提供された抜粋:

複数チームに参加している理由はそこにあり、このアプローチが得意なのはこのチーム、というようにチームにより特性が異なるため、より多くの選択肢を見つけるために複数のチームに参加していました。

つくり上げた暗号の安全性を示して「標準化」させ、多くの方に利用していただく未来をめざす

■現時点での研究の成果や、これからの展望について教えてください。

暗号研究は数学の研究に似た部分があり、理論的研究の側面があります。その点で現実利用を進めるというより、数学のように暗号理論を突き詰めるという作業をしています。この側面での成果といえば、多くの論文が採録されたり、私たちの活動の場でありコミュニティである国際暗号学会(IACR)から少しずつ重要な仕事を任されることが増えてきました。個人としても、NISTのコンペで最終選考に残るなど、少しずつ認められてきたと感じています。
研究所として「共通鍵暗号の研究の権威になる」ことを目標にしており、NTTの名前とともに「共通鍵暗号だったらNTTの佐々木に聞け」と言われるように努力していきます。

出題:
暗号研究についての抜粋では、研究所としてどのような目標を掲げていると述べられているか答えよ。

データ部:

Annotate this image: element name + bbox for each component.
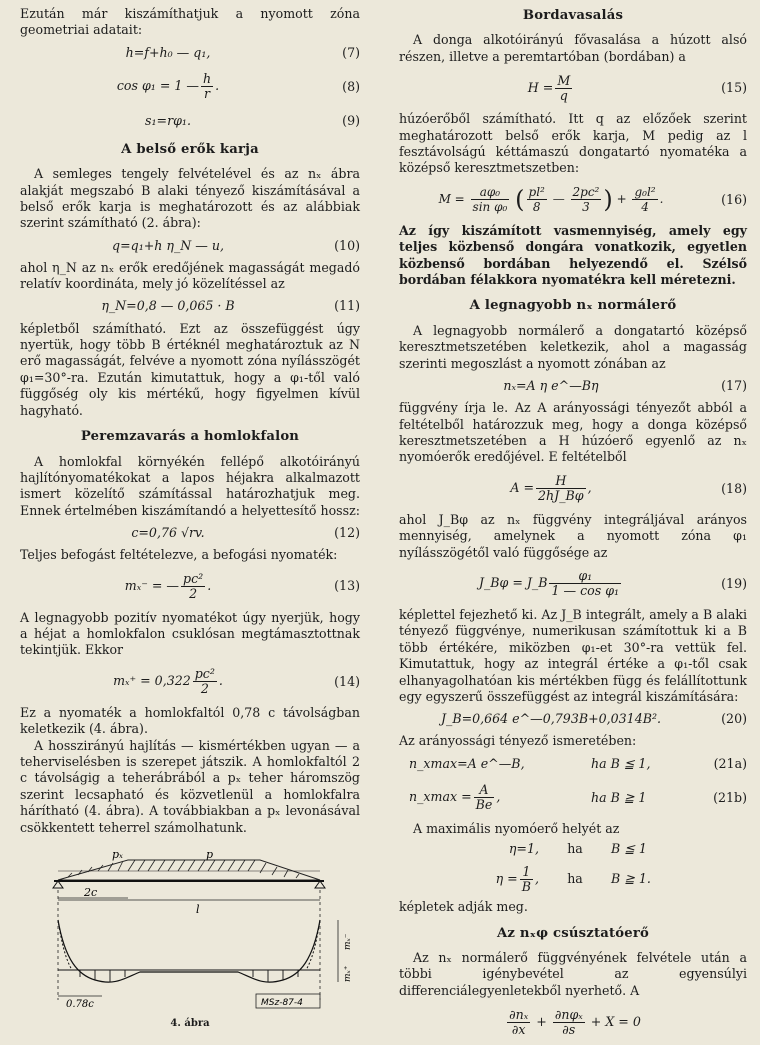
eq12-number: (12) [334, 524, 360, 540]
paragraph-ez: Ez a nyomaték a homlokfaltól 0,78 c távolságban keletkezik (4. ábra). [20, 704, 360, 737]
eq21a-number: (21a) [713, 755, 747, 771]
eq14-fraction: $\frac{\text{pc²}}{2}$ [194, 666, 215, 697]
paragraph-kepletek: képletek adják meg. [399, 899, 528, 915]
equation-9 [20, 110, 360, 132]
condition-1: η=1, ha B ≦ 1 [508, 840, 647, 856]
eq13-number: (13) [334, 578, 360, 594]
eq7-number: (7) [342, 44, 360, 60]
paragraph-huzo: húzóerőből számítható. Itt q az előzőek szerint meghatározott belső erők karja, M pedig az l fesztávolságú kéttámaszú dongatartó nyomatéka a középső keresztmetszetben: [399, 111, 747, 176]
eq13-fraction: $\frac{\text{pc²}}{2}$ [183, 571, 204, 602]
paragraph-legn: A legnagyobb normálerő a dongatartó középső keresztmetszetében keletkezik, ahol a magasság szerinti megoszlást a nyomott zónában az [399, 322, 747, 371]
paragraph-legnagyobb: A legnagyobb pozitív nyomatékot úgy nyerjük, hogy a héjat a homlokfalon csuklósan megtámasztottnak tekintjük. Ekkor [20, 609, 360, 658]
equation-8: cos φ₁ = 1 — $\frac{h}{r}$ . (8) [116, 71, 360, 102]
eq21b-number: (21b) [713, 789, 747, 805]
stamp-text: MSz-87-4 [261, 998, 303, 1008]
equation-13: mₓ⁻ = — $\frac{\text{pc²}}{2}$ . (13) [124, 571, 360, 602]
label-078c: 0.78c [66, 999, 94, 1010]
right-support [315, 881, 325, 888]
eq15-fraction: $\frac{M}{q}$ [557, 72, 571, 103]
heading-belso-erok: A belső erők karja [121, 141, 259, 157]
paragraph-kepletbol: képletből számítható. Ezt az összefüggést úgy nyertük, hogy több B értéknél meghatároztuk az N erő magasságát, felvéve a nyomott zóna nyílásszögét φ₁=30°-ra. Ezután kimutattuk, hogy a φ₁-től való függőség oly kis mértékű, hogy figyelmen kívül hagyható. [20, 320, 360, 418]
equation-15: H = $\frac{M}{q}$ (15) [527, 72, 747, 103]
condition-2: η = $\frac{1}{B}$ , ha B ≧ 1. [495, 863, 651, 894]
equation-21b: n_xmax = $\frac{A}{Be}$ , ha B ≧ 1 (21b) [409, 782, 747, 813]
equation-11 [20, 296, 360, 318]
label-m-minus: mₓ⁻ [343, 933, 353, 950]
paragraph-belso: A semleges tengely felvételével és az nₓ ábra alakját megszabó B alaki tényező kiszámításával a belső erők karja is meghatározott és az alábbiak szerint számítható (2. ábra): [20, 166, 360, 231]
equation-16: M = $\frac{\text{aφ₀}}{\text{sin φ₀}}$ ( $\frac{\text{pl²}}{8}$ — $\frac{\text{2pc²}}{3}$ ) + $\frac{\text{g₀l²}}{4}$ . (16) [438, 185, 747, 215]
paragraph-perem: A homlokfal környékén fellépő alkotóirányú hajlítónyomatékokat a lapos héjakra alkalmazott ismert közelítő számítással határozhatjuk meg. Ennek értelmében kiszámítandó a helyettesítő hossz: [20, 453, 360, 518]
right-column [399, 6, 747, 1045]
left-support [53, 881, 63, 888]
label-2c: 2c [84, 886, 98, 899]
equation-17: nₓ=A η e^—Bη (17) [503, 377, 747, 393]
eq14-number: (14) [334, 673, 360, 689]
paragraph-maximalis: A maximális nyomóerő helyét az [413, 820, 620, 836]
eq11-formula: η_N=0,8 — 0,065 · B [101, 298, 235, 314]
figure-4 [20, 850, 360, 1030]
paragraph-ahol: ahol η_N az nₓ erők eredőjének magasságát megadó relatív koordináta, mely jó közelítéssel az [20, 259, 360, 292]
eq8-fraction: $\frac{h}{r}$ [203, 71, 212, 102]
paragraph-teljes: Teljes befogást feltételezve, a befogási nyomaték: [20, 547, 338, 563]
eq9-formula: s₁=rφ₁. [145, 112, 191, 128]
eq16-number: (16) [721, 191, 747, 207]
eq14-lhs: mₓ⁺ = 0,322 [113, 673, 191, 689]
paragraph-aranyossagi: Az arányossági tényező ismeretében: [399, 733, 637, 749]
paragraph-ahol-j: ahol J_Bφ az nₓ függvény integráljával arányos mennyiség, amelynek a nyomott zóna φ₁ nyílásszögétől való függősége az [399, 511, 747, 560]
equation-19: J_Bφ = J_B $\frac{\text{φ₁}}{\text{1 — cos φ₁}}$ (19) [478, 568, 747, 599]
eq20-number: (20) [721, 711, 747, 727]
equation-21a: n_xmax=A e^—B, ha B ≦ 1, (21a) [409, 755, 747, 771]
heading-bordavasalas: Bordavasalás [522, 8, 624, 23]
paragraph-intro: Ezután már kiszámíthatjuk a nyomott zóna geometriai adatait: [20, 6, 360, 38]
equation-10 [20, 235, 360, 257]
label-px: pₓ [112, 850, 123, 861]
eq7-formula: h=f+h₀ — q₁, [125, 44, 211, 60]
eq19-number: (19) [721, 575, 747, 591]
figure-4-drawing [20, 850, 360, 1010]
moment-curve [58, 920, 320, 982]
eq15-number: (15) [721, 80, 747, 96]
eq9-number: (9) [342, 112, 360, 128]
equation-last: $\frac{\text{∂nₓ}}{\partial x}$ + $\frac{\text{∂nφₓ}}{\partial s}$ + X = 0 [509, 1006, 641, 1037]
paragraph-fuggveny: függvény írja le. Az A arányossági tényezőt abból a feltételből határozzuk meg, hogy a donga középső keresztmetszetében a H húzóerő egyenlő az nₓ nyomóerők eredőjével. E feltételből [399, 400, 747, 465]
equation-7 [20, 42, 360, 64]
eq8-lhs: cos φ₁ = 1 — [116, 78, 199, 94]
eq17-number: (17) [721, 377, 747, 393]
paragraph-igy: Az így kiszámított vasmennyiség, amely egy teljes közbenső dongára vonatkozik, egyetlen közbenső bordában helyezendő el. Szélső bordában félakkora nyomatékra kell méretezni. [399, 222, 747, 288]
eq10-number: (10) [334, 237, 360, 253]
label-l: l [196, 903, 200, 916]
heading-csusztatoero: Az nₓφ csúsztatóerő [496, 925, 650, 941]
eq18-number: (18) [721, 480, 747, 496]
figure-caption: 4. ábra [170, 1018, 210, 1030]
equation-14: mₓ⁺ = 0,322 $\frac{\text{pc²}}{2}$ . (14) [113, 666, 360, 697]
heading-legnagyobb-normalero: A legnagyobb nₓ normálerő [469, 298, 677, 314]
paragraph-csusz: Az nₓ normálerő függvényének felvétele után a többi igénybevétel az egyensúlyi differenciálegyenletekből nyerhető. A [399, 950, 747, 998]
heading-peremzavaras: Peremzavarás a homlokfalon [80, 429, 300, 445]
label-p: p [206, 850, 214, 861]
eq13-lhs: mₓ⁻ = — [124, 578, 180, 594]
eq12-formula: c=0,76 √rv. [131, 524, 205, 540]
paragraph-hossz: A hosszirányú hajlítás — kismértékben ugyan — a teherviselésben is szerepet játszik. A homlokfaltól 2 c távolságig a teherábrából a pₓ teher háromszög szerint lecsapható és közvetlenül a homlokfalra hárítható (4. ábra). A továbbiakban a pₓ levonásával csökkentett teherrel számolhatunk. [20, 737, 360, 835]
paragraph-keplettel: képlettel fejezhető ki. Az J_B integrált, amely a B alaki tényező függvénye, numerikusan számítottuk ki a B több értékére, miközben φ₁-et 30°-ra vettük fel. Kimutattuk, hogy az integrál értéke a φ₁-től csak elhanyagolhatóan kis mértékben függ és felállítottunk egy egyszerű összefüggést az integrál kiszámítására: [399, 606, 747, 704]
label-m-plus: mₓ⁺ [343, 965, 353, 982]
eq11-number: (11) [334, 298, 360, 314]
equation-18: A = $\frac{H}{2hJ\_B\varphi}$ , (18) [510, 473, 747, 504]
eq10-formula: q=q₁+h η_N — u, [112, 237, 224, 253]
left-column [20, 6, 360, 1030]
eq8-number: (8) [342, 78, 360, 94]
paragraph-borda: A donga alkotóirányú fővasalása a húzott alsó részen, illetve a peremtartóban (bordában) a [399, 32, 747, 64]
equation-12 [20, 522, 360, 544]
load-hatch [58, 860, 320, 880]
equation-20: J_B=0,664 e^—0,793B+0,0314B². (20) [440, 711, 747, 727]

解答出力:
共通鍵暗号の研究の権威になること。